▶ **Work instructions**:
Search the material for the string "title" and copy each line where it occurs.

-- Start Material to process --

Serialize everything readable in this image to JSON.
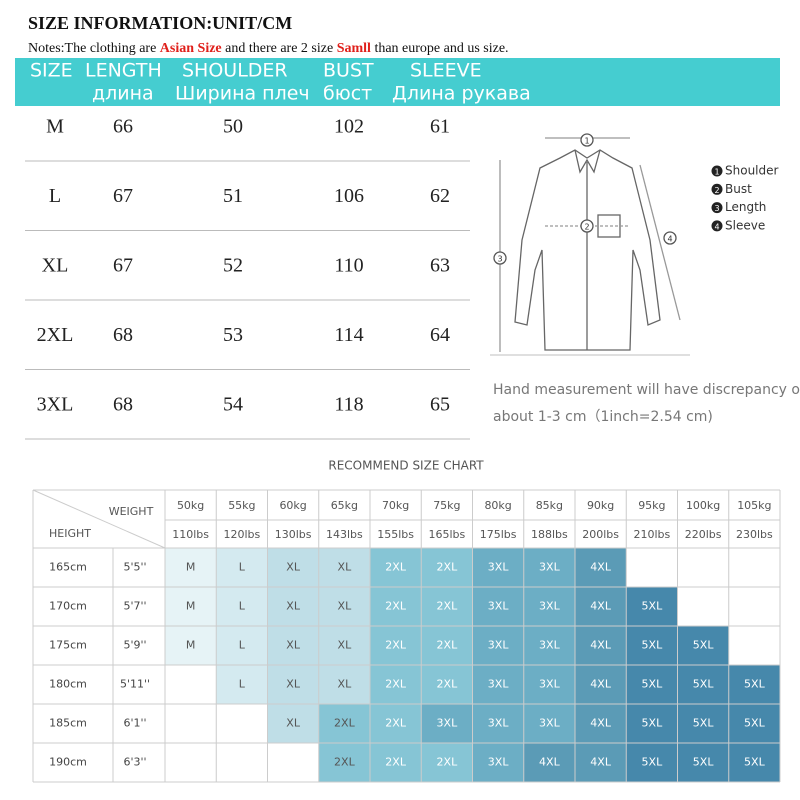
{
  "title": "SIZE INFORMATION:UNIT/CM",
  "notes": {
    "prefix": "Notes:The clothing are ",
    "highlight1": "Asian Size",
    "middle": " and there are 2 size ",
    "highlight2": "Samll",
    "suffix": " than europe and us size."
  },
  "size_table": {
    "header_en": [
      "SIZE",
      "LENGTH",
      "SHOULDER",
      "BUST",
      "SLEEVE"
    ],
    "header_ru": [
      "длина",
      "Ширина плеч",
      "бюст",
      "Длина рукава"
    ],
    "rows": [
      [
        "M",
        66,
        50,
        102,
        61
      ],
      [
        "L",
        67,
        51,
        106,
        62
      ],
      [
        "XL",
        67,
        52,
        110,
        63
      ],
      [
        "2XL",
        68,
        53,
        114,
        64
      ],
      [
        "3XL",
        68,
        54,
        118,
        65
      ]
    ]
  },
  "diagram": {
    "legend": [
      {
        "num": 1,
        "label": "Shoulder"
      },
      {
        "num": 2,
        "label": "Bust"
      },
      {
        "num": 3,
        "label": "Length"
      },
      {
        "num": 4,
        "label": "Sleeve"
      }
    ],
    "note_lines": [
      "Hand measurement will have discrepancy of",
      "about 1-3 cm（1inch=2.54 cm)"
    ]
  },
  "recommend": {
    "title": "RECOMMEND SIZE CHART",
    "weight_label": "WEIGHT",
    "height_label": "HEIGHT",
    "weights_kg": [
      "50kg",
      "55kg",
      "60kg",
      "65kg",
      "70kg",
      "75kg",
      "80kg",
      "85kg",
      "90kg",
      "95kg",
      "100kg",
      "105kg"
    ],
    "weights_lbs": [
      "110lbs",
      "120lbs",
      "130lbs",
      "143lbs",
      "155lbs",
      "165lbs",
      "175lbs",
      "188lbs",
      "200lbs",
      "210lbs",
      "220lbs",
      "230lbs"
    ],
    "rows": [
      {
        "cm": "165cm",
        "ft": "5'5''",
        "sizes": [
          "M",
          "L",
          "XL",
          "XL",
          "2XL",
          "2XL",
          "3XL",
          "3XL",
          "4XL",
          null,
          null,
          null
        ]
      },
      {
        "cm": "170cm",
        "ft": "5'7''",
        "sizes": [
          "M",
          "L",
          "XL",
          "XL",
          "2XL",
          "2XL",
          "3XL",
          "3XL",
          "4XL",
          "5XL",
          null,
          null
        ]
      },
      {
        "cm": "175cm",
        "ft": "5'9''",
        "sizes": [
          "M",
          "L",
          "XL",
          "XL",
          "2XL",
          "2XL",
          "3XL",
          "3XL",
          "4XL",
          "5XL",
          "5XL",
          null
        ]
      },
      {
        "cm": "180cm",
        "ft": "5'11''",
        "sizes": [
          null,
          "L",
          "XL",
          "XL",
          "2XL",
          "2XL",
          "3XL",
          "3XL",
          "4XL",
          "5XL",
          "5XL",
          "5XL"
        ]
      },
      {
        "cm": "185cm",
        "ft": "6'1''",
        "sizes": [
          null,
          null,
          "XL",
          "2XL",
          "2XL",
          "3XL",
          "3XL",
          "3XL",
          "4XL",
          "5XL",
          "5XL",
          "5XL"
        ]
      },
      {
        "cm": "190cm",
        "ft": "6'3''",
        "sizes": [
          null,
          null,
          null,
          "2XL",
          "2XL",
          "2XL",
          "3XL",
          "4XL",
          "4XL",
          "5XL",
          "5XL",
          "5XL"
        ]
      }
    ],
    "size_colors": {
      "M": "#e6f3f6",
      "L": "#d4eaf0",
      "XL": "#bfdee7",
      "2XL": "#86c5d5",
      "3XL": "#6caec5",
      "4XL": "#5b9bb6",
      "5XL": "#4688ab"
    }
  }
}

-- End Material to process --

▶ **Correct result**:
  "title": "SIZE INFORMATION:UNIT/CM",
    "title": "RECOMMEND SIZE CHART",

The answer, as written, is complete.